# Stored records
────────────────────────────────────────

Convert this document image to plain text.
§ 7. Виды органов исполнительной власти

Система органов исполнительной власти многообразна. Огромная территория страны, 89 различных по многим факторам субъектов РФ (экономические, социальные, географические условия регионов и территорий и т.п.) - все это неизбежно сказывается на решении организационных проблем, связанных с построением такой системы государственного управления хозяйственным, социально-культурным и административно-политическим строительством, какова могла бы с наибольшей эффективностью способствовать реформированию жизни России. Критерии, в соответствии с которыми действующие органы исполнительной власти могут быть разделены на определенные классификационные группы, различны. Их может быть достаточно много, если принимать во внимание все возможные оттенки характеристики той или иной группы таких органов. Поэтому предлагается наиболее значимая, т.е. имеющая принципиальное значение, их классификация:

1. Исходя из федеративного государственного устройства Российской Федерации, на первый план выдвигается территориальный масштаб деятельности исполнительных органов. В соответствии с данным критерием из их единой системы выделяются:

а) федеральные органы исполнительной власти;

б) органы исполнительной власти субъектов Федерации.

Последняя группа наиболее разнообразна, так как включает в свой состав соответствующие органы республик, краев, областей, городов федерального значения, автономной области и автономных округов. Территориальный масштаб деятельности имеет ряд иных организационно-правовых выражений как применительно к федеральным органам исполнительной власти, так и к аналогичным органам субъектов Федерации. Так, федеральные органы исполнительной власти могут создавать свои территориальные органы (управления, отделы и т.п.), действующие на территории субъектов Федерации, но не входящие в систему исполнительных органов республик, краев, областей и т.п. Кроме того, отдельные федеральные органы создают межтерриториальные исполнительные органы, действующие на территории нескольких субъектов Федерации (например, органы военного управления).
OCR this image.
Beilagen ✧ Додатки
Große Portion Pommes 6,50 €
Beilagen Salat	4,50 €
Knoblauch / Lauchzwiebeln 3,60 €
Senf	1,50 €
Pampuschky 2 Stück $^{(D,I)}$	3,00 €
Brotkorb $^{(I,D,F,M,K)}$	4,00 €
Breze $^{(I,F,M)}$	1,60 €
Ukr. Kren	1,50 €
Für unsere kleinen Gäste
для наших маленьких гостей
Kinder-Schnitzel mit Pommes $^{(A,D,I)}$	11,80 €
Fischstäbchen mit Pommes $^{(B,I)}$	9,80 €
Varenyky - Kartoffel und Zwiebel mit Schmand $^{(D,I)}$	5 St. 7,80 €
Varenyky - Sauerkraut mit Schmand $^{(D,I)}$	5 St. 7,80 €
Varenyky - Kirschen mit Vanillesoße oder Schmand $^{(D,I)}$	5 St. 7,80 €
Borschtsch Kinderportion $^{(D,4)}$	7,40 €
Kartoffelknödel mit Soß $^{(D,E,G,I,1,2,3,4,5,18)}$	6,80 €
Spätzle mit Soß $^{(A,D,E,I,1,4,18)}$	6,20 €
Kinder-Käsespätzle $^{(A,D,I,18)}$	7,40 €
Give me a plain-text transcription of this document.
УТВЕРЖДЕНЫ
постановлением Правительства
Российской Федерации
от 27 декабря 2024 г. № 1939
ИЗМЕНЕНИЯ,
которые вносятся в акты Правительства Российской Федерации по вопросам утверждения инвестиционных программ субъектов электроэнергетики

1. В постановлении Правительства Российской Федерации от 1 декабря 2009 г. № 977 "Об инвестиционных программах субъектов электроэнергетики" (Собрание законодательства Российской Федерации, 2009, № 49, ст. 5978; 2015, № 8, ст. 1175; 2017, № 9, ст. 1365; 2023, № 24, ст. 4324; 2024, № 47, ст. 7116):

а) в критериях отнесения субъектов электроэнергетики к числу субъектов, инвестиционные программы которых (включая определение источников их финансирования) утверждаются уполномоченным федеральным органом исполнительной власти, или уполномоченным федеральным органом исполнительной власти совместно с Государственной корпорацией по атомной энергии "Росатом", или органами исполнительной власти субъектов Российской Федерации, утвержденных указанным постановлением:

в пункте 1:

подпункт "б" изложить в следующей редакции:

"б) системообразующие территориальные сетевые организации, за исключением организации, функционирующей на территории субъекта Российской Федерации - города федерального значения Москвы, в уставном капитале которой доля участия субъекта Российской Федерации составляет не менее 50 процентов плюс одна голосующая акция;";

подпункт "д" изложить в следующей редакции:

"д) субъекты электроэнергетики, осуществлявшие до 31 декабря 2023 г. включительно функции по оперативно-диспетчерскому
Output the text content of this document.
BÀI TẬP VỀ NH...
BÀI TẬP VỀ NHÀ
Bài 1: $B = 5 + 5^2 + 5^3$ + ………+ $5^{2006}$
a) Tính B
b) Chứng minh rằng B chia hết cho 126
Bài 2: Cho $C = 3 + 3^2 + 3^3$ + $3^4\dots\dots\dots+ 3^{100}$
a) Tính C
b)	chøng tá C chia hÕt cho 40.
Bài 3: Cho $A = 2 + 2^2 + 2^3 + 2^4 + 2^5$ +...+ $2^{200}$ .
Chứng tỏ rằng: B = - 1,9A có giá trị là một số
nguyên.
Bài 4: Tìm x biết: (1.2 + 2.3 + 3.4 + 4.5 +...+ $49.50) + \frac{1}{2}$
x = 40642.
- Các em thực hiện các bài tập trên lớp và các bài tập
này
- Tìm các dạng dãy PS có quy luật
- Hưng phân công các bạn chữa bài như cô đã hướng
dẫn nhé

────────────────────────────────────────

# BRIEF
Quote the data above in full, changing nothing.

# RESPONSE
Convert this document image to plain text.
§ 7. Виды органов исполнительной власти

Система органов исполнительной власти многообразна. Огромная территория страны, 89 различных по многим факторам субъектов РФ (экономические, социальные, географические условия регионов и территорий и т.п.) - все это неизбежно сказывается на решении организационных проблем, связанных с построением такой системы государственного управления хозяйственным, социально-культурным и административно-политическим строительством, какова могла бы с наибольшей эффективностью способствовать реформированию жизни России. Критерии, в соответствии с которыми действующие органы исполнительной власти могут быть разделены на определенные классификационные группы, различны. Их может быть достаточно много, если принимать во внимание все возможные оттенки характеристики той или иной группы таких органов. Поэтому предлагается наиболее значимая, т.е. имеющая принципиальное значение, их классификация:

1. Исходя из федеративного государственного устройства Российской Федерации, на первый план выдвигается территориальный масштаб деятельности исполнительных органов. В соответствии с данным критерием из их единой системы выделяются:

а) федеральные органы исполнительной власти;

б) органы исполнительной власти субъектов Федерации.

Последняя группа наиболее разнообразна, так как включает в свой состав соответствующие органы республик, краев, областей, городов федерального значения, автономной области и автономных округов. Территориальный масштаб деятельности имеет ряд иных организационно-правовых выражений как применительно к федеральным органам исполнительной власти, так и к аналогичным органам субъектов Федерации. Так, федеральные органы исполнительной власти могут создавать свои территориальные органы (управления, отделы и т.п.), действующие на территории субъектов Федерации, но не входящие в систему исполнительных органов республик, краев, областей и т.п. Кроме того, отдельные федеральные органы создают межтерриториальные исполнительные органы, действующие на территории нескольких субъектов Федерации (например, органы военного управления).
OCR this image.
Beilagen ✧ Додатки
Große Portion Pommes 6,50 €
Beilagen Salat	4,50 €
Knoblauch / Lauchzwiebeln 3,60 €
Senf	1,50 €
Pampuschky 2 Stück $^{(D,I)}$	3,00 €
Brotkorb $^{(I,D,F,M,K)}$	4,00 €
Breze $^{(I,F,M)}$	1,60 €
Ukr. Kren	1,50 €
Für unsere kleinen Gäste
для наших маленьких гостей
Kinder-Schnitzel mit Pommes $^{(A,D,I)}$	11,80 €
Fischstäbchen mit Pommes $^{(B,I)}$	9,80 €
Varenyky - Kartoffel und Zwiebel mit Schmand $^{(D,I)}$	5 St. 7,80 €
Varenyky - Sauerkraut mit Schmand $^{(D,I)}$	5 St. 7,80 €
Varenyky - Kirschen mit Vanillesoße oder Schmand $^{(D,I)}$	5 St. 7,80 €
Borschtsch Kinderportion $^{(D,4)}$	7,40 €
Kartoffelknödel mit Soß $^{(D,E,G,I,1,2,3,4,5,18)}$	6,80 €
Spätzle mit Soß $^{(A,D,E,I,1,4,18)}$	6,20 €
Kinder-Käsespätzle $^{(A,D,I,18)}$	7,40 €
Give me a plain-text transcription of this document.
УТВЕРЖДЕНЫ
постановлением Правительства
Российской Федерации
от 27 декабря 2024 г. № 1939
ИЗМЕНЕНИЯ,
которые вносятся в акты Правительства Российской Федерации по вопросам утверждения инвестиционных программ субъектов электроэнергетики

1. В постановлении Правительства Российской Федерации от 1 декабря 2009 г. № 977 "Об инвестиционных программах субъектов электроэнергетики" (Собрание законодательства Российской Федерации, 2009, № 49, ст. 5978; 2015, № 8, ст. 1175; 2017, № 9, ст. 1365; 2023, № 24, ст. 4324; 2024, № 47, ст. 7116):

а) в критериях отнесения субъектов электроэнергетики к числу субъектов, инвестиционные программы которых (включая определение источников их финансирования) утверждаются уполномоченным федеральным органом исполнительной власти, или уполномоченным федеральным органом исполнительной власти совместно с Государственной корпорацией по атомной энергии "Росатом", или органами исполнительной власти субъектов Российской Федерации, утвержденных указанным постановлением:

в пункте 1:

подпункт "б" изложить в следующей редакции:

"б) системообразующие территориальные сетевые организации, за исключением организации, функционирующей на территории субъекта Российской Федерации - города федерального значения Москвы, в уставном капитале которой доля участия субъекта Российской Федерации составляет не менее 50 процентов плюс одна голосующая акция;";

подпункт "д" изложить в следующей редакции:

"д) субъекты электроэнергетики, осуществлявшие до 31 декабря 2023 г. включительно функции по оперативно-диспетчерскому
Output the text content of this document.
BÀI TẬP VỀ NH...
BÀI TẬP VỀ NHÀ
Bài 1: $B = 5 + 5^2 + 5^3$ + ………+ $5^{2006}$
a) Tính B
b) Chứng minh rằng B chia hết cho 126
Bài 2: Cho $C = 3 + 3^2 + 3^3$ + $3^4\dots\dots\dots+ 3^{100}$
a) Tính C
b)	chøng tá C chia hÕt cho 40.
Bài 3: Cho $A = 2 + 2^2 + 2^3 + 2^4 + 2^5$ +...+ $2^{200}$ .
Chứng tỏ rằng: B = - 1,9A có giá trị là một số
nguyên.
Bài 4: Tìm x biết: (1.2 + 2.3 + 3.4 + 4.5 +...+ $49.50) + \frac{1}{2}$
x = 40642.
- Các em thực hiện các bài tập trên lớp và các bài tập
này
- Tìm các dạng dãy PS có quy luật
- Hưng phân công các bạn chữa bài như cô đã hướng
dẫn nhé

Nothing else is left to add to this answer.